Scott and Silvermann both proposed rule of thumb for the kernel bandwidth. These are approximate estimates that are a global parameter.

Adaptive methods

These methods calculate a local density parameter that is approximately \(/propto f( x ) ^ {-1/2}\), where \(f(x)\) is an initial estimate of the density. This can be calculated for example by using a rule of thumb to obtain an initial estimate. The main disadvantage is a higher computational complexity; the initial overhead as well as for the evaluation of the PDF. Most notably the memory consumption can be significantly higher.


Summary By rewriting the KDE as a discrete convolution and using the FFT, the density can be approximated interpolating between the discetized values.

Another technique to speed up the computation is rewriting the kernel density estimation as convolution operation between the kernel function and the grid counts (bin counts) calculated by the binning routine given above.

=== RECORDED INFORMATION ===

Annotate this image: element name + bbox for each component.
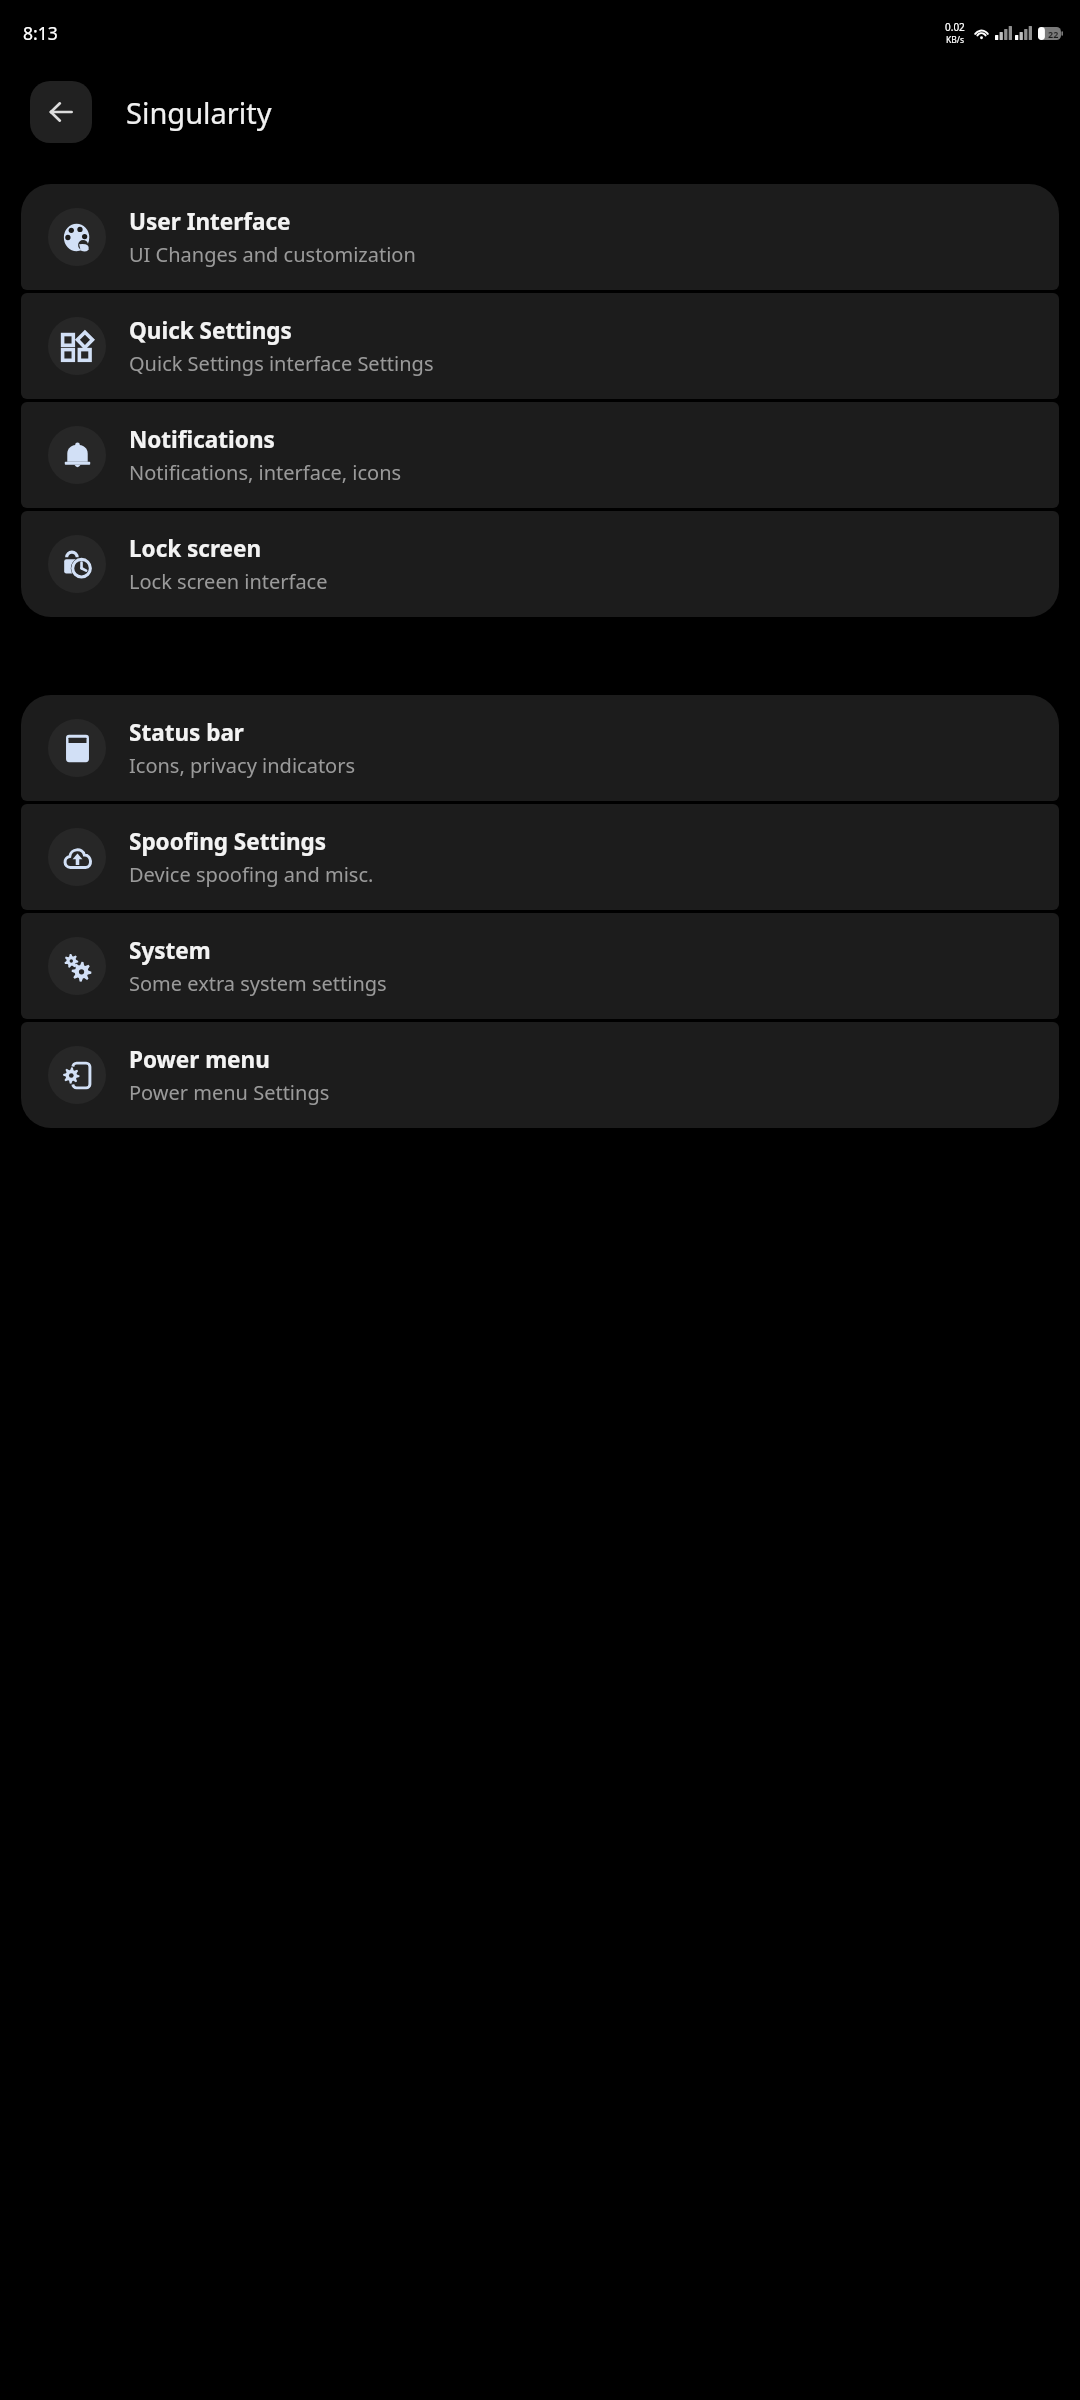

=== EXERCISE SET ===
**1.** List every abbreviation that appears in the kernel density text.
**2.** According to the kernel density text, what is the main disadvantage of adaptive methods?
**3.** Swap "initial estimate" for "preliminary estimate" in the kernel density text, and write out the passage starting with "Adaptive methods" and going on through "be significantly higher.".

=== EXPECTED RESULTS ===
**1.** KDE, FFT, PDF

**2.** A higher computational complexity.

**3.**
Adaptive methods

These methods calculate a local density parameter that is approximately \(/propto f( x ) ^ {-1/2}\), where \(f(x)\) is an preliminary estimate of the density. This can be calculated for example by using a rule of thumb to obtain an preliminary estimate. The main disadvantage is a higher computational complexity; the initial overhead as well as for the evaluation of the PDF. Most notably the memory consumption can be significantly higher.